TASK DATA:
⟨

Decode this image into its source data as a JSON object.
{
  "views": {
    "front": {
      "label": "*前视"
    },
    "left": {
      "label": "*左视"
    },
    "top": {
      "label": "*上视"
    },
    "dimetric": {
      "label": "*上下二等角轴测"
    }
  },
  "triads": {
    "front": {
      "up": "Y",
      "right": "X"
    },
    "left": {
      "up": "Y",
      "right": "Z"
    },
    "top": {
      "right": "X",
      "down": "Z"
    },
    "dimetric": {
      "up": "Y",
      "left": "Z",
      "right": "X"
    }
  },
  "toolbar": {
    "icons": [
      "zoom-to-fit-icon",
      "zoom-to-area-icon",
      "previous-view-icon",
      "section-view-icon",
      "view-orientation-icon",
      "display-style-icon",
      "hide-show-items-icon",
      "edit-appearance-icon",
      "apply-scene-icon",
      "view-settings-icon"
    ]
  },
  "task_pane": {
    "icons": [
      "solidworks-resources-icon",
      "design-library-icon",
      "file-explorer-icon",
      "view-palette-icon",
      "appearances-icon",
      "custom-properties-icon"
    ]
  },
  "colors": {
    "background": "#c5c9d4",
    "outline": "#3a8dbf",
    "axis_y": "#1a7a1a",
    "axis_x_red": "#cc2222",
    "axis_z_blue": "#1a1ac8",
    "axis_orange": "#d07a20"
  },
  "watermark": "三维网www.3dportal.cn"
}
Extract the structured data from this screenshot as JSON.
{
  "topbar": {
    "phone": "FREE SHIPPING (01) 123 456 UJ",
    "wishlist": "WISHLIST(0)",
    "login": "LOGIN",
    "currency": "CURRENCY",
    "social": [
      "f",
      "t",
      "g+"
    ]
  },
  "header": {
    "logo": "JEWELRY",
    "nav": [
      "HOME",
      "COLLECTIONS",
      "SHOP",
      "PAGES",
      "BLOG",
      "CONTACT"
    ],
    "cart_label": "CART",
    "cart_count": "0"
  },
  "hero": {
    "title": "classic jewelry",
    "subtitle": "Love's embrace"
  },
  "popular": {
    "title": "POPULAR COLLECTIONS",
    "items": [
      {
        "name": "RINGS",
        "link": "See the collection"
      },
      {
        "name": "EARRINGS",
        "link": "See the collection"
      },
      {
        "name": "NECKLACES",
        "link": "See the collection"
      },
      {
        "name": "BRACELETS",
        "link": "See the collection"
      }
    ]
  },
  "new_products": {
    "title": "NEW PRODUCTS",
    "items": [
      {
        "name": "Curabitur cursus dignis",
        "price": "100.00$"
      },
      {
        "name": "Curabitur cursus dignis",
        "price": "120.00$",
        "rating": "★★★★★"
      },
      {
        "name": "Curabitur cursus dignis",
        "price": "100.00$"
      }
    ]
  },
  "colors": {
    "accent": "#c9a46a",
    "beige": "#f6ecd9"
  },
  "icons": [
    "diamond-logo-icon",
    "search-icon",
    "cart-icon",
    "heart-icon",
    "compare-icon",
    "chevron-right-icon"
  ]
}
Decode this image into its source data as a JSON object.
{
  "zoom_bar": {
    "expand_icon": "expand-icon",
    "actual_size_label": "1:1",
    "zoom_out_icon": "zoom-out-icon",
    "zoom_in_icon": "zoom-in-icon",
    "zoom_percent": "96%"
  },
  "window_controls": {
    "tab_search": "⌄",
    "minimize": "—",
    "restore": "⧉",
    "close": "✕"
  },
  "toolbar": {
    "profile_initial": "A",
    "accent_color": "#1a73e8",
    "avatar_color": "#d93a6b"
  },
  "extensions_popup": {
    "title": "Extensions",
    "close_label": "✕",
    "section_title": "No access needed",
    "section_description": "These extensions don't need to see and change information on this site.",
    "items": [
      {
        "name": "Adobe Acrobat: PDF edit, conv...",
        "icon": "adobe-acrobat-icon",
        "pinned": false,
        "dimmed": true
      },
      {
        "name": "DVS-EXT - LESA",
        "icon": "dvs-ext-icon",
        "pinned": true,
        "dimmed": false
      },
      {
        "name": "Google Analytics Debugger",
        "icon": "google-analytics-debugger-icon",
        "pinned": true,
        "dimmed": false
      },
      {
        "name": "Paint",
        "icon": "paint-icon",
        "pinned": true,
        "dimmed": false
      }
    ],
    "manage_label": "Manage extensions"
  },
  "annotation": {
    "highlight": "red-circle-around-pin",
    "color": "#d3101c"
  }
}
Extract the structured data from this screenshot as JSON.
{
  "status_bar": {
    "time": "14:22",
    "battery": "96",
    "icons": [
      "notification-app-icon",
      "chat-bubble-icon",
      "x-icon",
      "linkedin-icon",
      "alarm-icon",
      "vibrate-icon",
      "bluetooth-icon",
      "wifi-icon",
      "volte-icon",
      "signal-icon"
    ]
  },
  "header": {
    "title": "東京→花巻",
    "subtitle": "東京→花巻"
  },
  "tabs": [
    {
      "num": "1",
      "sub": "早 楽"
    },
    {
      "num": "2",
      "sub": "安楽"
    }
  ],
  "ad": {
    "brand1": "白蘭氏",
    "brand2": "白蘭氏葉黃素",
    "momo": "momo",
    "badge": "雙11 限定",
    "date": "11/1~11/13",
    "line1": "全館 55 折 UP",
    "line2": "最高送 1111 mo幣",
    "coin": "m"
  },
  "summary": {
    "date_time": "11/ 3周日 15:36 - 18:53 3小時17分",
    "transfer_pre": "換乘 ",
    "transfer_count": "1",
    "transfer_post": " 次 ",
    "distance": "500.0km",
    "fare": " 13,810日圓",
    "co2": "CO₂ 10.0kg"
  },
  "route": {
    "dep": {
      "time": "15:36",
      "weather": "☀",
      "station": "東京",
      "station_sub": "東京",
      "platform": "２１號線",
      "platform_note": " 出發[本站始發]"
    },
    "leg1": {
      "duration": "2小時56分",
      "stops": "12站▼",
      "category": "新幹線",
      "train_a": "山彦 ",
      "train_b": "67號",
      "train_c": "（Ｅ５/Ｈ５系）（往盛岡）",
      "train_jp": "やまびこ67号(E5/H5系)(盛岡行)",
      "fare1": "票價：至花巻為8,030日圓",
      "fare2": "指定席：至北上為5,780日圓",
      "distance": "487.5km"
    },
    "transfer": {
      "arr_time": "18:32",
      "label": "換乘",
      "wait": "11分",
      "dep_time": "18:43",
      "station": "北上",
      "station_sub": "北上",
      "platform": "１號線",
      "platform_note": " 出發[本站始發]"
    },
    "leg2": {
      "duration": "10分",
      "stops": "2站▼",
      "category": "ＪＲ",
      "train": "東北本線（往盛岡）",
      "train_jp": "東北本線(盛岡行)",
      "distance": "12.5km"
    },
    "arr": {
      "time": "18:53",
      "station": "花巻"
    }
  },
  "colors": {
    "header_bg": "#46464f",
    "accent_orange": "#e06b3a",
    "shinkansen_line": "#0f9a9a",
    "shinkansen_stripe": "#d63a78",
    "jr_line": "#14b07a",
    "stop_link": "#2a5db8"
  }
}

⟩

WHAT THE TASK ASKS:
Search the entries for the word "distance" and gather every line where it appears.

TASK RESPONSE:
    "distance": "500.0km",
      "distance": "487.5km"
      "distance": "12.5km"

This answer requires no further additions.